=== Exercise details ===
Please count how many lines in the records below contain the string "roster", treating uppercase and lowercase as different. Give only the number.

=== Given data ===
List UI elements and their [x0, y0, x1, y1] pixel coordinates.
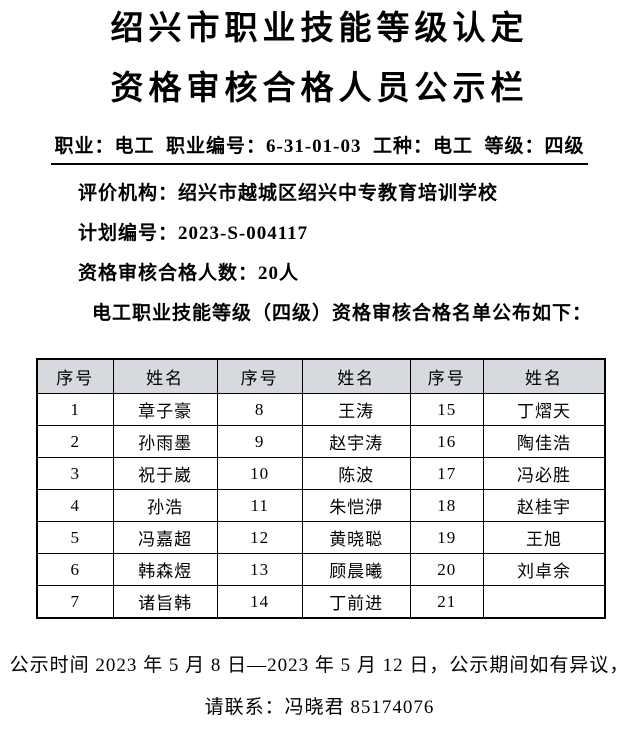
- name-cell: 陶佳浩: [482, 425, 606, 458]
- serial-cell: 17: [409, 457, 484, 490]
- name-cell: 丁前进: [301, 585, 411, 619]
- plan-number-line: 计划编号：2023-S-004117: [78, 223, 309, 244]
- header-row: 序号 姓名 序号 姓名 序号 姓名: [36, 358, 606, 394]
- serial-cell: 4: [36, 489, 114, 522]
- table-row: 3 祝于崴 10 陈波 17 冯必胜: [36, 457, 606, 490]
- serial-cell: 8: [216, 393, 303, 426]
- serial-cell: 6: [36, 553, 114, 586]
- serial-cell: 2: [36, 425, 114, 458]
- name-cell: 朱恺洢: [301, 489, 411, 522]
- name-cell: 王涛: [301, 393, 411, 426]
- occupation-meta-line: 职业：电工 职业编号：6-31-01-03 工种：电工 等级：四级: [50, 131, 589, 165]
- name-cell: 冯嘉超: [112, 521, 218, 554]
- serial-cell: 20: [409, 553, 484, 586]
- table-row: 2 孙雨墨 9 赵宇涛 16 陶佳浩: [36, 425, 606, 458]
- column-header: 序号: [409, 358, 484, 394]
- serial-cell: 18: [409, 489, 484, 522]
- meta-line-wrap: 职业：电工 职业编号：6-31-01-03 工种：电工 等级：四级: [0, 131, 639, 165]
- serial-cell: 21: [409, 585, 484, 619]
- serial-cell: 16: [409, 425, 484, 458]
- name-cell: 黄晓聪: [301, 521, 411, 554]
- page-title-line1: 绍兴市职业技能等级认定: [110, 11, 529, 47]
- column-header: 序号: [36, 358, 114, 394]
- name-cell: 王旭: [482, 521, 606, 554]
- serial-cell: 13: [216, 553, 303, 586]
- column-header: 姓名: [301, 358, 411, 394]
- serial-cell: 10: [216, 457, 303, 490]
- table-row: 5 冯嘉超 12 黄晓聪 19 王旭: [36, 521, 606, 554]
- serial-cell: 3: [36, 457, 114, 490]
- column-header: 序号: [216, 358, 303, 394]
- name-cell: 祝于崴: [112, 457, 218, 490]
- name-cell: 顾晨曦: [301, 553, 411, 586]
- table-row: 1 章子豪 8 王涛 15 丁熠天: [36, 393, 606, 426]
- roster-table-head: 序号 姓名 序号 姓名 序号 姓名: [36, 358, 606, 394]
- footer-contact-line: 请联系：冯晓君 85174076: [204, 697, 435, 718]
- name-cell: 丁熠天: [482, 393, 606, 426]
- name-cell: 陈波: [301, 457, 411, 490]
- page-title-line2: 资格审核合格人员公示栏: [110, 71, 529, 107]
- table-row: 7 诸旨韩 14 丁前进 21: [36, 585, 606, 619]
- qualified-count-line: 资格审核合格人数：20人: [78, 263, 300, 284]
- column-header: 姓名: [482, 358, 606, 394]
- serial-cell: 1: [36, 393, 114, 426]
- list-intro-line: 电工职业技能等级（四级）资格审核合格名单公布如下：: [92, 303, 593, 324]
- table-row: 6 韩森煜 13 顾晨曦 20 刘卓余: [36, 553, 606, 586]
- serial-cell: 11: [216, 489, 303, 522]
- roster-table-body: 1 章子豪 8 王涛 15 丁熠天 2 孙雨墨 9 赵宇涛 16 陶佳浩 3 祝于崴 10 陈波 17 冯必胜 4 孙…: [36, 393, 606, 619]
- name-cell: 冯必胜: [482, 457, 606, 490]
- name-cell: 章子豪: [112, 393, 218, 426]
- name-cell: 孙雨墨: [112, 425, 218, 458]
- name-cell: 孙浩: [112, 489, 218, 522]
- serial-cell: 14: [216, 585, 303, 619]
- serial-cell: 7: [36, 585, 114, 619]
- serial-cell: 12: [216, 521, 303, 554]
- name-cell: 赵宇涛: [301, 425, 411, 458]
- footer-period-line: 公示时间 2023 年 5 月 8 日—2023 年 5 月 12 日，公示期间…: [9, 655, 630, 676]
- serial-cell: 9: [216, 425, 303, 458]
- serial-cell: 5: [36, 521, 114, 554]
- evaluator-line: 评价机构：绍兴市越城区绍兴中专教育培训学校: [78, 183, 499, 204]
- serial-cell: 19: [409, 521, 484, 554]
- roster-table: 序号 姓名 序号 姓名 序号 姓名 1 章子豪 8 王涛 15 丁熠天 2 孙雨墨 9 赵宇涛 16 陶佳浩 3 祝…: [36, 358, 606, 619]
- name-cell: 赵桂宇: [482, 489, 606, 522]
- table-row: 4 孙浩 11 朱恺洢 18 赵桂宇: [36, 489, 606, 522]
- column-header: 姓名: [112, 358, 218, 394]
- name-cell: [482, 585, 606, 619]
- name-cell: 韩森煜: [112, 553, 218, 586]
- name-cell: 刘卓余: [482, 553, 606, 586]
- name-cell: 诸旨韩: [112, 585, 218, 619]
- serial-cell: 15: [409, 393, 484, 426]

=== Correct output ===
3